Di fronte a una platea interessata e composta da imprenditori bergamaschi, Arabnia ha ripercorso le fasi salienti della propria carriera e le esperienze professionali che l’hanno poi portato alla guida di una realtà con interessi nei settori industriale, immobiliare e sociale, che vede tra i suoi fiori all’occhiello la Geico di Cinisello Balsamo, leader mondiale nella realizzazione e progettazione di impianti automatizzati chiavi in mano per la verniciatura delle scocche automobilistiche con un fatturato da oltre un miliardo di euro.

“Il nome della rassegna – ha ricordato Giovanna Ricuperati, presidente di Confindustria Bergamo – richiama l’idea di affrontare il ‘fare impresa’ in una chiacchierata intima dalla quale ognuno di noi può apprendere elementi utili al nostro mestiere”.

--------------------

Elenco delle attività
A) Secondo il testo, in che cosa è leader mondiale la Geico di Cinisello Balsamo?
B) Nel testo, riscrivi il passo da "Di fronte a" a "miliardo di euro." sostituendo "platea" con "assemblea".
C) In base al testo, che cosa ha portato Arabnia alla guida della sua realtà? Spiegalo in una o due frasi.
Per rispondere basati soltanto sul testo.

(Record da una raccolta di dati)

--------------------

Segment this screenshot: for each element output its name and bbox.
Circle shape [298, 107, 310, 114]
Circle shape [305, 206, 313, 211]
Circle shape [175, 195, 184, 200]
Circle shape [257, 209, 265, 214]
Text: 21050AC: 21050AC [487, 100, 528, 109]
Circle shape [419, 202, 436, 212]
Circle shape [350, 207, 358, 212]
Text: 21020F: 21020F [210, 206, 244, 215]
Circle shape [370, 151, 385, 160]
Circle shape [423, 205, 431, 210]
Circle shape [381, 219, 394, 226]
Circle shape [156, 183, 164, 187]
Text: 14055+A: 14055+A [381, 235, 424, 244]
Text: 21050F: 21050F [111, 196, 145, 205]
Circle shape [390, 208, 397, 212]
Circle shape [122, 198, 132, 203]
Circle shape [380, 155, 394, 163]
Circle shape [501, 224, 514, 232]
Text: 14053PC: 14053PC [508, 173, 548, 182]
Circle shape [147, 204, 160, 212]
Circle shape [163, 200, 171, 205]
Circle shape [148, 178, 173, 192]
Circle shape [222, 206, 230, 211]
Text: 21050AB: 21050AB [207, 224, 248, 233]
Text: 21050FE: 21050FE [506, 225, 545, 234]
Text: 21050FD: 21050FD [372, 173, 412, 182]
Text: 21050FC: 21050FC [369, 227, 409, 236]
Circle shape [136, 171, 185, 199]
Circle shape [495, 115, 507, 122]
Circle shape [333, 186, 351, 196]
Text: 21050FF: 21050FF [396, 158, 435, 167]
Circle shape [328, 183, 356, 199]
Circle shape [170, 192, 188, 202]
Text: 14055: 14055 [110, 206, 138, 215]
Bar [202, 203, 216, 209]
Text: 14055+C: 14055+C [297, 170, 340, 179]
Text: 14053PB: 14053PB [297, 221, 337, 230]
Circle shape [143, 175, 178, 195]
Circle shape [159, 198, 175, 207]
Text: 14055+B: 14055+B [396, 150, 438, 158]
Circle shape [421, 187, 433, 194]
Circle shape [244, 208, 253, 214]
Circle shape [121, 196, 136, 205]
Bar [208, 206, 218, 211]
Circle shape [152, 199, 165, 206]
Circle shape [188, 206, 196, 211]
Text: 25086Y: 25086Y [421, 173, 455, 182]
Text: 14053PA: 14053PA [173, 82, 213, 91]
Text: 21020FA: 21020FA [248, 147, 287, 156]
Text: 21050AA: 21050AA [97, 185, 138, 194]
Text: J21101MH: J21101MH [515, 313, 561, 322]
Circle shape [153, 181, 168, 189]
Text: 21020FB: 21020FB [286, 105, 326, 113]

--------------------

Risultati dell'esercizio
A) Nella realizzazione e progettazione di impianti automatizzati chiavi in mano per la verniciatura delle scocche automobilistiche.

B)
Di fronte a una assemblea interessata e composta da imprenditori bergamaschi, Arabnia ha ripercorso le fasi salienti della propria carriera e le esperienze professionali che l’hanno poi portato alla guida di una realtà con interessi nei settori industriale, immobiliare e sociale, che vede tra i suoi fiori all’occhiello la Geico di Cinisello Balsamo, leader mondiale nella realizzazione e progettazione di impianti automatizzati chiavi in mano per la verniciatura delle scocche automobilistiche con un fatturato da oltre un miliardo di euro.

C) Lo hanno portato alla guida le esperienze professionali maturate nel corso della sua carriera. Si tratta di una realtà con interessi nei settori industriale, immobiliare e sociale.